-- begin Provided text --

# Using Marriott Owner Discount Rate Codes



## FractionalTraveler (Mar 8, 2014)

When searching for the "Best Available" rate on Marriott.com for MVCI vacation properties, I recommend you try all rate codes at your disposal and not just the ones that are advertised with a higher discount.

Why?  Why not just search using the highest discounted rate code you can get your hands on? Because you may not be getting the best nightly rate, that's why!

Here's something to make your head spin.

The Rack rate, sometimes referred to as "Leisure rate" or "Retail benchmark rate", you would think is the worst rate to use because you may think this rate is the HIGHEST rate the system will produce and you have been conditioned to think that all other rates and discounts are pegged to this rate.

That notion is simply NOT true.  Its fiction.  Sometimes the rack rate is the lowest.  It is sometimes lower that using the MOD, P32, P33, or P34 MVCI rate codes.

You must be asking yourself, this guy is crazy.  He is saying that the Rack rate can be lower than a 25% discount MOD rate or a 35% P34 MVCI Premier Plus Owner rate.

That is in fact what I'm saying.  How can this happen.......

Let me explain.  When you type a rate code into Marriott.com.  What they don't tell you is that there are many tiers of rates nested within each rate code you enter into the system.  The computer is programmed to search the *best available* nightly rate within the discounted rate structure selected. So you can easily have the system produce (display) a rate for you to select which may be higher than rates that offer less discounts.

That's how you can get a MOD rate to display a better nightly rate than a P34 rate given that they are both available.  That's really confusing and goes against every fiber of common sense. But it is real and you should be aware of this so you don't assume just because you are a Premier Plus owner that you will naturally always get the best available rate using the P34 rate code.

Its also easy to prove that all this is real.  Just try experimenting with the different rate codes and you will see what I mean.

Here is an easy example. Login to Marriott.com and select Marriott's Custom House on May 26th, 2014 for 1 night using the P34 Premier Plus Rate which is supposed to be 35% of the rack or leisure rate. *The computer gives me a nightly rate of $233/night.*

Now, change the rate code to "MOD" and you will see *the nightly rate drops to $220/night.*  Recall that the MOD rate is supposed to give you a 25% discount off the rack rate.  

Why is this happening?  Its because of the way the computer's rates are internally structured and how the software algorithm attempts to balance demand with promotional rate availability.

So in conclusion, what can we do to ensure you are getting the "Best Available" rate?  Check all the codes you can get your hands on and even after the reservation is made keep going back and checking up to the Cancelation window.  

Its only money right? but its your money........

FT


----------



## dioxide45 (Mar 8, 2014)

FractionalTraveler said:


> When searching for the "Best Available" rate on Marriott.com for MVCI vacation properties, I recommend you try all rate codes at your disposal and not just the ones that are advertised with a higher discount.

-- end Provided text --

(Do this)
From the thread on Marriott owner discount rate codes, output the passage starting with "Let me explain." and going on through "P34 rate code.", word for word. Please rely only on the forum thread about Marriott owner discount rate codes.

-- begin Raw records --

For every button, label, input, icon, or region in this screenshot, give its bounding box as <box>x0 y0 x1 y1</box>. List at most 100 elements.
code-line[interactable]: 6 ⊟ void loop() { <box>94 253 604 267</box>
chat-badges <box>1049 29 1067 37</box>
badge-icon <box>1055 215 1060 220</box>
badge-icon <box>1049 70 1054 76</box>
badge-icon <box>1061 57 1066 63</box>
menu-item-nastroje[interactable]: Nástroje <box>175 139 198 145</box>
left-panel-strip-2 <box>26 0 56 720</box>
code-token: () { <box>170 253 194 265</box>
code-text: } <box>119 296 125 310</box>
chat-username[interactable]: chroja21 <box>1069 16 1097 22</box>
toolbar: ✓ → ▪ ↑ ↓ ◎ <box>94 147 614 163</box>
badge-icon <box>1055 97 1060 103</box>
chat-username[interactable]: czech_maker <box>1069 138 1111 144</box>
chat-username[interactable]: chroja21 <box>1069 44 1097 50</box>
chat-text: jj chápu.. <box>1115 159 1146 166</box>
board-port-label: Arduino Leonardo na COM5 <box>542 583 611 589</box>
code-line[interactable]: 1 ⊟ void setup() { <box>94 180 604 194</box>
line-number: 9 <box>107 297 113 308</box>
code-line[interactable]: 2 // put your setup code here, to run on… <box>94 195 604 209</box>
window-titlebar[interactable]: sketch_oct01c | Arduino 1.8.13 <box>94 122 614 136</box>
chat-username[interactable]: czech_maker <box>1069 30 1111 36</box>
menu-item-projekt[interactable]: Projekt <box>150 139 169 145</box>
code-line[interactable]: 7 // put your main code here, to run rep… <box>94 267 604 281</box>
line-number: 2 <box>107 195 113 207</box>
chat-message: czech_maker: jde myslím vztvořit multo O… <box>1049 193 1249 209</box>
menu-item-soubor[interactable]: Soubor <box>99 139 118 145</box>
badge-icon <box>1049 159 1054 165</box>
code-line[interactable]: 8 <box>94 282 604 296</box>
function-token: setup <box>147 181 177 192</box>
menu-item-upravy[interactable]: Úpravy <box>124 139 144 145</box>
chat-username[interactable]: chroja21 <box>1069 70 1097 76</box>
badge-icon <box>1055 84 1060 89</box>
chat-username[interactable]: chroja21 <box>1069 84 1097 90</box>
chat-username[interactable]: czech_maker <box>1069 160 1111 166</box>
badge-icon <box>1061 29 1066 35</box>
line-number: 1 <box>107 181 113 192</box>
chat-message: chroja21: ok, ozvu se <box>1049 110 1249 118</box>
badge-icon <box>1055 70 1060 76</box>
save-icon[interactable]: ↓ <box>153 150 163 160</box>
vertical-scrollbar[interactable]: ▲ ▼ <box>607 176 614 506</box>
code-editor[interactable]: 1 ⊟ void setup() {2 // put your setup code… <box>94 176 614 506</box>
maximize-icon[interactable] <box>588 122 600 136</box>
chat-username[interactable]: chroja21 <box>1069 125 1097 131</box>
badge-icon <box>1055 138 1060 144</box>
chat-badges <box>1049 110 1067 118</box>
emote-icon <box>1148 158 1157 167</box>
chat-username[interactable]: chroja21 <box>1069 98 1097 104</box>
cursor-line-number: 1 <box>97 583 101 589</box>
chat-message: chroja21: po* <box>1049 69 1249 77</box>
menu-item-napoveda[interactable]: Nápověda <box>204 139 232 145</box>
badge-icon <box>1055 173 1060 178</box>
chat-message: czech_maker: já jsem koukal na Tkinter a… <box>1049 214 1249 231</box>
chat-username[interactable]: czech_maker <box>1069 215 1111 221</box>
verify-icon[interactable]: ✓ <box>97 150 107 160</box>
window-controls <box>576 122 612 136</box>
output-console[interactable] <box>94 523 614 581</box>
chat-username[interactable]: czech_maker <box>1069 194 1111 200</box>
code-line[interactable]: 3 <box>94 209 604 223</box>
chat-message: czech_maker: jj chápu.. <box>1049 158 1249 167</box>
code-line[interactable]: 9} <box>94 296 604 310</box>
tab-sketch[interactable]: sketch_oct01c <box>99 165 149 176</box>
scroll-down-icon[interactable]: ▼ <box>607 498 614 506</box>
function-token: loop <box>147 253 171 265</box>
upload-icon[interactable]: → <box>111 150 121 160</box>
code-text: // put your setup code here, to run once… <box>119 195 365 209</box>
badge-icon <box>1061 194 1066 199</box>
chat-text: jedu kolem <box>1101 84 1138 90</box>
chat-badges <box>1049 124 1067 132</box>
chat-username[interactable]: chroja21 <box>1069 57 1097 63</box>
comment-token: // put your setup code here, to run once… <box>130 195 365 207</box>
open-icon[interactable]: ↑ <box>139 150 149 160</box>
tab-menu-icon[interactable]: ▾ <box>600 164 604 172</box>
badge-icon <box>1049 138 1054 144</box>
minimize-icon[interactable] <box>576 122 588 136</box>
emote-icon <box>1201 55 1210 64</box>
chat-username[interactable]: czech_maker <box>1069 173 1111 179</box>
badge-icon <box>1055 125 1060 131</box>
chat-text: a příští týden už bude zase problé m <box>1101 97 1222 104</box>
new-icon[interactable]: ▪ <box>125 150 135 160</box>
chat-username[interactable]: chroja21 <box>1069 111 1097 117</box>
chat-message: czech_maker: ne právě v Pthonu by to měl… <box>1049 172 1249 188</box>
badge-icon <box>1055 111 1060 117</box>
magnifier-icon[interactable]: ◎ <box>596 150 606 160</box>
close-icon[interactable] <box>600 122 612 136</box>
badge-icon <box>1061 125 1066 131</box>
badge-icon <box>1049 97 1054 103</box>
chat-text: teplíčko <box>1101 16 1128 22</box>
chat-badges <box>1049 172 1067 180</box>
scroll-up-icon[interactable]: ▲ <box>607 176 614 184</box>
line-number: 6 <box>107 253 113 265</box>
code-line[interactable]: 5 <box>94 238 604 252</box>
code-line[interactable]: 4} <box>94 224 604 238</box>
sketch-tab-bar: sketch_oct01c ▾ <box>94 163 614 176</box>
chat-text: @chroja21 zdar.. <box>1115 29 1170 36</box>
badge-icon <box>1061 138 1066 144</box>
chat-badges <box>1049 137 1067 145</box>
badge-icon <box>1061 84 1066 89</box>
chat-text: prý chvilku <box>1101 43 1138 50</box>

-- end Raw records --

(Solved exercise)
Let me explain.  When you type a rate code into Marriott.com.  What they don't tell you is that there are many tiers of rates nested within each rate code you enter into the system.  The computer is programmed to search the *best available* nightly rate within the discounted rate structure selected. So you can easily have the system produce (display) a rate for you to select which may be higher than rates that offer less discounts.

That's how you can get a MOD rate to display a better nightly rate than a P34 rate given that they are both available.  That's really confusing and goes against every fiber of common sense. But it is real and you should be aware of this so you don't assume just because you are a Premier Plus owner that you will naturally always get the best available rate using the P34 rate code.